EXERCISE TASK :: Write out these entries again with every "param-row" changed to "parameter-row" and nothing else altered, leaving out the pictures.

:: DATASET CONTENT

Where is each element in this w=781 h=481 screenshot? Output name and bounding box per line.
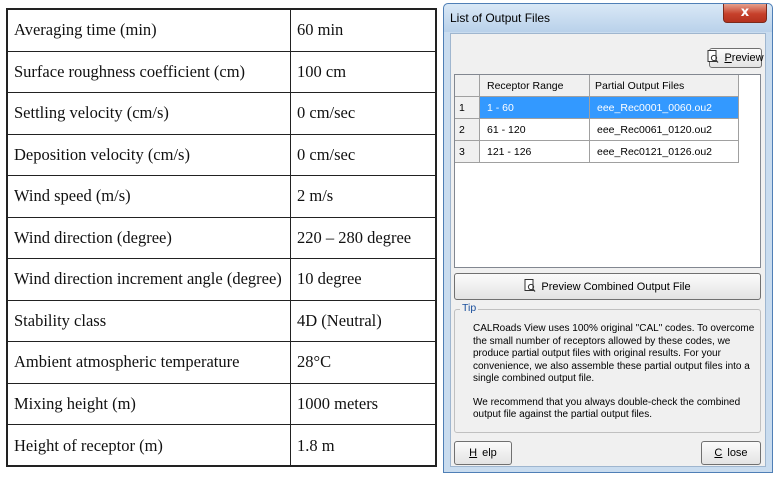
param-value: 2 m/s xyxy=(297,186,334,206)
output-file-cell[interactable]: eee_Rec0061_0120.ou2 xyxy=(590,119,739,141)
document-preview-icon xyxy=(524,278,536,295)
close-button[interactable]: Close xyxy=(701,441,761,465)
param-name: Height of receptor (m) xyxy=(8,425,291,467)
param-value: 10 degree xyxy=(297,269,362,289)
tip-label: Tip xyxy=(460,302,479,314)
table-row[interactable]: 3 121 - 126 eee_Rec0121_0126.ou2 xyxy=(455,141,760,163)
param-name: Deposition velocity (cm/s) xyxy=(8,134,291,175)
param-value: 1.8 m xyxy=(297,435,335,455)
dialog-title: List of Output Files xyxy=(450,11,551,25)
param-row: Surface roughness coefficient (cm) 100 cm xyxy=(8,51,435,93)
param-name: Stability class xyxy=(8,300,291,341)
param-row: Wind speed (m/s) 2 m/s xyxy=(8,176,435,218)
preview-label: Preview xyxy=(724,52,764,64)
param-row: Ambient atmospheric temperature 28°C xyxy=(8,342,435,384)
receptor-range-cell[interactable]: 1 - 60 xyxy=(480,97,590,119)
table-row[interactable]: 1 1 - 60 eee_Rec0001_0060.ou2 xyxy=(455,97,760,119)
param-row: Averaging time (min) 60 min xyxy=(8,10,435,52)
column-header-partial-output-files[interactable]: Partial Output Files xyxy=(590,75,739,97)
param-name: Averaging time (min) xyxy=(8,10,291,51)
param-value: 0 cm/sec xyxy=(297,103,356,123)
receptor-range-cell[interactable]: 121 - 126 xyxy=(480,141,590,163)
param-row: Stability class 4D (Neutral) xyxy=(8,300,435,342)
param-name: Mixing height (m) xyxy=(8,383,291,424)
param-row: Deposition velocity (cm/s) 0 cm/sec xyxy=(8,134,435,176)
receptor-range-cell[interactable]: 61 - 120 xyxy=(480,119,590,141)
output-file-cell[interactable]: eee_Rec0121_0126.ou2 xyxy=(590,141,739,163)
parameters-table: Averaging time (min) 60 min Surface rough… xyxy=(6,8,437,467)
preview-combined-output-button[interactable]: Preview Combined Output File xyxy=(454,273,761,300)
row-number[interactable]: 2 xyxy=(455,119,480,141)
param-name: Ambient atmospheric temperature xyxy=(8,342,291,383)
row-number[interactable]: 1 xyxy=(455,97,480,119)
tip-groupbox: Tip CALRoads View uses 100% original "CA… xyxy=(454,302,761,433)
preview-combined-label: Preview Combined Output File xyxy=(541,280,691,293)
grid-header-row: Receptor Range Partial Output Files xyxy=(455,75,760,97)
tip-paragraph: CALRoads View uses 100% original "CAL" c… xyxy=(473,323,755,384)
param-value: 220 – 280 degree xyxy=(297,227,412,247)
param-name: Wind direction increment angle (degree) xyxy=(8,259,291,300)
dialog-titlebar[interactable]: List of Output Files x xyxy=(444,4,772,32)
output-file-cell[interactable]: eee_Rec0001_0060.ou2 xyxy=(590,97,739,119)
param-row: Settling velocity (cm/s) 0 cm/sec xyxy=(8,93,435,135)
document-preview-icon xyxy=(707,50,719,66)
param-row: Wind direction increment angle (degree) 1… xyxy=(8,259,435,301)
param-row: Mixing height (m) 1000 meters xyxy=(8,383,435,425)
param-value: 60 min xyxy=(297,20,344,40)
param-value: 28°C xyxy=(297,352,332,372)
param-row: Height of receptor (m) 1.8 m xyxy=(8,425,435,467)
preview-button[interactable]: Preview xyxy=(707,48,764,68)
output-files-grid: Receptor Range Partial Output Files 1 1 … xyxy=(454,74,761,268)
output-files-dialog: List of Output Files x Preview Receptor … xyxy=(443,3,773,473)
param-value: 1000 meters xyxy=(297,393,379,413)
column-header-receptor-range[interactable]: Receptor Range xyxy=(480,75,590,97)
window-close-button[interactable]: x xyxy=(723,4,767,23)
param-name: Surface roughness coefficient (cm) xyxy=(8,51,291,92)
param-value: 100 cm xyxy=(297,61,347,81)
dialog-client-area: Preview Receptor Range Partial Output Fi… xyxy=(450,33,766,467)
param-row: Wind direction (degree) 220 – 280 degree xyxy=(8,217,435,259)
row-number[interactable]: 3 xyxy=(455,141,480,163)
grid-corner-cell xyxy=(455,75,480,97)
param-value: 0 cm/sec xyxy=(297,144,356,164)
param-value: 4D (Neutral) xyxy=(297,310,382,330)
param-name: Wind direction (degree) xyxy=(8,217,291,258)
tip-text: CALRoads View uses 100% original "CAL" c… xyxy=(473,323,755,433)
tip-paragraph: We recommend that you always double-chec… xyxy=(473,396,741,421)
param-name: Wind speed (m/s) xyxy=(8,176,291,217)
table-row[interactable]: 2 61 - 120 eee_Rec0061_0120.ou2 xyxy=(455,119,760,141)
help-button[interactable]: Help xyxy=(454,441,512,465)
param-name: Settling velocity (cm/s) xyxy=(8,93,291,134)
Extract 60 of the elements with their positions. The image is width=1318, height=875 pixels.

::::

REPLY TO THE TASK ::
Where is each element in this w=781 h=481 screenshot? Output name and bounding box per line.
param-value: 2 m/s xyxy=(297,186,334,206)
output-file-cell[interactable]: eee_Rec0061_0120.ou2 xyxy=(590,119,739,141)
document-preview-icon xyxy=(524,278,536,295)
close-button[interactable]: Close xyxy=(701,441,761,465)
param-name: Height of receptor (m) xyxy=(8,425,291,467)
param-value: 10 degree xyxy=(297,269,362,289)
tip-label: Tip xyxy=(460,302,479,314)
table-row[interactable]: 3 121 - 126 eee_Rec0121_0126.ou2 xyxy=(455,141,760,163)
param-name: Deposition velocity (cm/s) xyxy=(8,134,291,175)
param-value: 1.8 m xyxy=(297,435,335,455)
dialog-title: List of Output Files xyxy=(450,11,551,25)
parameter-row: Surface roughness coefficient (cm) 100 cm xyxy=(8,51,435,93)
param-name: Stability class xyxy=(8,300,291,341)
parameter-row: Wind speed (m/s) 2 m/s xyxy=(8,176,435,218)
preview-label: Preview xyxy=(724,52,764,64)
parameter-row: Ambient atmospheric temperature 28°C xyxy=(8,342,435,384)
receptor-range-cell[interactable]: 1 - 60 xyxy=(480,97,590,119)
table-row[interactable]: 1 1 - 60 eee_Rec0001_0060.ou2 xyxy=(455,97,760,119)
parameter-row: Averaging time (min) 60 min xyxy=(8,10,435,52)
column-header-partial-output-files[interactable]: Partial Output Files xyxy=(590,75,739,97)
param-name: Averaging time (min) xyxy=(8,10,291,51)
param-value: 0 cm/sec xyxy=(297,103,356,123)
receptor-range-cell[interactable]: 121 - 126 xyxy=(480,141,590,163)
parameter-row: Stability class 4D (Neutral) xyxy=(8,300,435,342)
param-name: Mixing height (m) xyxy=(8,383,291,424)
parameter-row: Deposition velocity (cm/s) 0 cm/sec xyxy=(8,134,435,176)
receptor-range-cell[interactable]: 61 - 120 xyxy=(480,119,590,141)
output-file-cell[interactable]: eee_Rec0121_0126.ou2 xyxy=(590,141,739,163)
parameters-table: Averaging time (min) 60 min Surface rough… xyxy=(6,8,437,467)
preview-combined-output-button[interactable]: Preview Combined Output File xyxy=(454,273,761,300)
row-number[interactable]: 2 xyxy=(455,119,480,141)
param-name: Ambient atmospheric temperature xyxy=(8,342,291,383)
row-number[interactable]: 1 xyxy=(455,97,480,119)
tip-groupbox: Tip CALRoads View uses 100% original "CA… xyxy=(454,302,761,433)
preview-combined-label: Preview Combined Output File xyxy=(541,280,691,293)
grid-header-row: Receptor Range Partial Output Files xyxy=(455,75,760,97)
tip-paragraph: CALRoads View uses 100% original "CAL" c… xyxy=(473,323,755,384)
param-value: 220 – 280 degree xyxy=(297,227,412,247)
param-name: Wind direction increment angle (degree) xyxy=(8,259,291,300)
dialog-titlebar[interactable]: List of Output Files x xyxy=(444,4,772,32)
output-file-cell[interactable]: eee_Rec0001_0060.ou2 xyxy=(590,97,739,119)
parameter-row: Settling velocity (cm/s) 0 cm/sec xyxy=(8,93,435,135)
document-preview-icon xyxy=(707,50,719,66)
parameter-row: Wind direction increment angle (degree) 1… xyxy=(8,259,435,301)
parameter-row: Mixing height (m) 1000 meters xyxy=(8,383,435,425)
param-value: 60 min xyxy=(297,20,344,40)
param-value: 28°C xyxy=(297,352,332,372)
parameter-row: Height of receptor (m) 1.8 m xyxy=(8,425,435,467)
preview-button[interactable]: Preview xyxy=(707,48,764,68)
output-files-grid: Receptor Range Partial Output Files 1 1 … xyxy=(454,74,761,268)
output-files-dialog: List of Output Files x Preview Receptor … xyxy=(443,3,773,473)
param-value: 1000 meters xyxy=(297,393,379,413)
column-header-receptor-range[interactable]: Receptor Range xyxy=(480,75,590,97)
window-close-button[interactable]: x xyxy=(723,4,767,23)
param-name: Surface roughness coefficient (cm) xyxy=(8,51,291,92)
param-value: 100 cm xyxy=(297,61,347,81)
dialog-client-area: Preview Receptor Range Partial Output Fi… xyxy=(450,33,766,467)
parameter-row: Wind direction (degree) 220 – 280 degree xyxy=(8,217,435,259)
row-number[interactable]: 3 xyxy=(455,141,480,163)
grid-corner-cell xyxy=(455,75,480,97)
param-value: 0 cm/sec xyxy=(297,144,356,164)
param-value: 4D (Neutral) xyxy=(297,310,382,330)
param-name: Wind direction (degree) xyxy=(8,217,291,258)
tip-text: CALRoads View uses 100% original "CAL" c… xyxy=(473,323,755,433)
tip-paragraph: We recommend that you always double-chec… xyxy=(473,396,741,421)
param-name: Wind speed (m/s) xyxy=(8,176,291,217)
table-row[interactable]: 2 61 - 120 eee_Rec0061_0120.ou2 xyxy=(455,119,760,141)
help-button[interactable]: Help xyxy=(454,441,512,465)
param-name: Settling velocity (cm/s) xyxy=(8,93,291,134)
Extract 60 of the elements with their positions. The image is width=1318, height=875 pixels.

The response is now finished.